Recorded data:
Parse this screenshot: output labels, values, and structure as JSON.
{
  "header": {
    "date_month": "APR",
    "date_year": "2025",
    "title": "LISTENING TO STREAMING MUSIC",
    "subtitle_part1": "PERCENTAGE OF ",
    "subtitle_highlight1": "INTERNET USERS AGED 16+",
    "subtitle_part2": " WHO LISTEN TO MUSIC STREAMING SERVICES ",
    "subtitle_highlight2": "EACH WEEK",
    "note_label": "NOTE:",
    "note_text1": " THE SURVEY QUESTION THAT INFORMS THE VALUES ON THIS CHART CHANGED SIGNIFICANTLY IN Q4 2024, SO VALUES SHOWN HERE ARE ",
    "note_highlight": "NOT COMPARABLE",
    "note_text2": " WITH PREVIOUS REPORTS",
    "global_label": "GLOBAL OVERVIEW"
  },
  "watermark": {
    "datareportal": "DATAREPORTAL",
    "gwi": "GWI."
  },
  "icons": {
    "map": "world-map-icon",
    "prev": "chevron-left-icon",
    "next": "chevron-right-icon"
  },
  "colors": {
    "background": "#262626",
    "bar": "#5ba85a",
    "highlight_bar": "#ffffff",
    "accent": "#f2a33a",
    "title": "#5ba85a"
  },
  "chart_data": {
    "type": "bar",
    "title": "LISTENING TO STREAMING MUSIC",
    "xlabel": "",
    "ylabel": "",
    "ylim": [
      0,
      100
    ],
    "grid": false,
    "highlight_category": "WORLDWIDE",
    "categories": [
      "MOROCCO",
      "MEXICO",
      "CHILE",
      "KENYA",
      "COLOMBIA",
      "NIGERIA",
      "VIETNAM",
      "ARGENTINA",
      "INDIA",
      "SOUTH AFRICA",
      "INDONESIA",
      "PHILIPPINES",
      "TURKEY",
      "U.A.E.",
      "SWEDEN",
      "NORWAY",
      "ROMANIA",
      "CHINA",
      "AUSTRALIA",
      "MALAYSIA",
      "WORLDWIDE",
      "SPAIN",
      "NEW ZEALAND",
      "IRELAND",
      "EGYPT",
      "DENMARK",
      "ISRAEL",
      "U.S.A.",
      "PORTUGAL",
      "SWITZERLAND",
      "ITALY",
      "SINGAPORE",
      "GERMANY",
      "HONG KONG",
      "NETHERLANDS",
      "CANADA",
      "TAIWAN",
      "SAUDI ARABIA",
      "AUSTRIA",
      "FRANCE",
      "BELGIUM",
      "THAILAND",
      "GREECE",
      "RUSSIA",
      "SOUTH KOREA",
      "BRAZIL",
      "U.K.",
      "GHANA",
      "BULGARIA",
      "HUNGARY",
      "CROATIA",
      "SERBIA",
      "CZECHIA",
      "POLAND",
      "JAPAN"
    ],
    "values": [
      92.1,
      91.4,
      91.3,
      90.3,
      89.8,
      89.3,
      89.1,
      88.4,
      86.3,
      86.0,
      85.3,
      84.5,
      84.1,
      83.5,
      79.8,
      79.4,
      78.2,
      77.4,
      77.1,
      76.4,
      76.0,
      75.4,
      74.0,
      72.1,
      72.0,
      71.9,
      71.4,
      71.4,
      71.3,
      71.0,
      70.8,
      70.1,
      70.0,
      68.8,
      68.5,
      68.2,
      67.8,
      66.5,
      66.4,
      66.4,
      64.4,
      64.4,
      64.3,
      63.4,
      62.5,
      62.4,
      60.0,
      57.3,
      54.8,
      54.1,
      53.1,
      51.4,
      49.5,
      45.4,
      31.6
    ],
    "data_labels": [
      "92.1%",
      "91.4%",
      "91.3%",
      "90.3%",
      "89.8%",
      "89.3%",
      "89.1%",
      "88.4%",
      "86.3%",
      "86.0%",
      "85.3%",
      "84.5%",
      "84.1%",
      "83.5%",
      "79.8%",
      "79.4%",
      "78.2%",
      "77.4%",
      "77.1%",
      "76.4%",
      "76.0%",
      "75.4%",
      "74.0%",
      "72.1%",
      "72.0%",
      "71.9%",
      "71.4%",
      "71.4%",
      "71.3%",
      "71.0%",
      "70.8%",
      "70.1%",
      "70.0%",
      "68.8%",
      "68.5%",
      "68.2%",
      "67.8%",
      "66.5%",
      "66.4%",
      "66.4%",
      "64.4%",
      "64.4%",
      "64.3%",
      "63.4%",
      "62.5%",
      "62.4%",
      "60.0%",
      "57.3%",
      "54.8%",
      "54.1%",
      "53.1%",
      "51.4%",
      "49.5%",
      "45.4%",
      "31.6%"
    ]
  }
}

Work to complete: Retype all of the entries precisely as they are.

The solution:
Parse this screenshot: output labels, values, and structure as JSON.
{
  "header": {
    "date_month": "APR",
    "date_year": "2025",
    "title": "LISTENING TO STREAMING MUSIC",
    "subtitle_part1": "PERCENTAGE OF ",
    "subtitle_highlight1": "INTERNET USERS AGED 16+",
    "subtitle_part2": " WHO LISTEN TO MUSIC STREAMING SERVICES ",
    "subtitle_highlight2": "EACH WEEK",
    "note_label": "NOTE:",
    "note_text1": " THE SURVEY QUESTION THAT INFORMS THE VALUES ON THIS CHART CHANGED SIGNIFICANTLY IN Q4 2024, SO VALUES SHOWN HERE ARE ",
    "note_highlight": "NOT COMPARABLE",
    "note_text2": " WITH PREVIOUS REPORTS",
    "global_label": "GLOBAL OVERVIEW"
  },
  "watermark": {
    "datareportal": "DATAREPORTAL",
    "gwi": "GWI."
  },
  "icons": {
    "map": "world-map-icon",
    "prev": "chevron-left-icon",
    "next": "chevron-right-icon"
  },
  "colors": {
    "background": "#262626",
    "bar": "#5ba85a",
    "highlight_bar": "#ffffff",
    "accent": "#f2a33a",
    "title": "#5ba85a"
  },
  "chart_data": {
    "type": "bar",
    "title": "LISTENING TO STREAMING MUSIC",
    "xlabel": "",
    "ylabel": "",
    "ylim": [
      0,
      100
    ],
    "grid": false,
    "highlight_category": "WORLDWIDE",
    "categories": [
      "MOROCCO",
      "MEXICO",
      "CHILE",
      "KENYA",
      "COLOMBIA",
      "NIGERIA",
      "VIETNAM",
      "ARGENTINA",
      "INDIA",
      "SOUTH AFRICA",
      "INDONESIA",
      "PHILIPPINES",
      "TURKEY",
      "U.A.E.",
      "SWEDEN",
      "NORWAY",
      "ROMANIA",
      "CHINA",
      "AUSTRALIA",
      "MALAYSIA",
      "WORLDWIDE",
      "SPAIN",
      "NEW ZEALAND",
      "IRELAND",
      "EGYPT",
      "DENMARK",
      "ISRAEL",
      "U.S.A.",
      "PORTUGAL",
      "SWITZERLAND",
      "ITALY",
      "SINGAPORE",
      "GERMANY",
      "HONG KONG",
      "NETHERLANDS",
      "CANADA",
      "TAIWAN",
      "SAUDI ARABIA",
      "AUSTRIA",
      "FRANCE",
      "BELGIUM",
      "THAILAND",
      "GREECE",
      "RUSSIA",
      "SOUTH KOREA",
      "BRAZIL",
      "U.K.",
      "GHANA",
      "BULGARIA",
      "HUNGARY",
      "CROATIA",
      "SERBIA",
      "CZECHIA",
      "POLAND",
      "JAPAN"
    ],
    "values": [
      92.1,
      91.4,
      91.3,
      90.3,
      89.8,
      89.3,
      89.1,
      88.4,
      86.3,
      86.0,
      85.3,
      84.5,
      84.1,
      83.5,
      79.8,
      79.4,
      78.2,
      77.4,
      77.1,
      76.4,
      76.0,
      75.4,
      74.0,
      72.1,
      72.0,
      71.9,
      71.4,
      71.4,
      71.3,
      71.0,
      70.8,
      70.1,
      70.0,
      68.8,
      68.5,
      68.2,
      67.8,
      66.5,
      66.4,
      66.4,
      64.4,
      64.4,
      64.3,
      63.4,
      62.5,
      62.4,
      60.0,
      57.3,
      54.8,
      54.1,
      53.1,
      51.4,
      49.5,
      45.4,
      31.6
    ],
    "data_labels": [
      "92.1%",
      "91.4%",
      "91.3%",
      "90.3%",
      "89.8%",
      "89.3%",
      "89.1%",
      "88.4%",
      "86.3%",
      "86.0%",
      "85.3%",
      "84.5%",
      "84.1%",
      "83.5%",
      "79.8%",
      "79.4%",
      "78.2%",
      "77.4%",
      "77.1%",
      "76.4%",
      "76.0%",
      "75.4%",
      "74.0%",
      "72.1%",
      "72.0%",
      "71.9%",
      "71.4%",
      "71.4%",
      "71.3%",
      "71.0%",
      "70.8%",
      "70.1%",
      "70.0%",
      "68.8%",
      "68.5%",
      "68.2%",
      "67.8%",
      "66.5%",
      "66.4%",
      "66.4%",
      "64.4%",
      "64.4%",
      "64.3%",
      "63.4%",
      "62.5%",
      "62.4%",
      "60.0%",
      "57.3%",
      "54.8%",
      "54.1%",
      "53.1%",
      "51.4%",
      "49.5%",
      "45.4%",
      "31.6%"
    ]
  }
}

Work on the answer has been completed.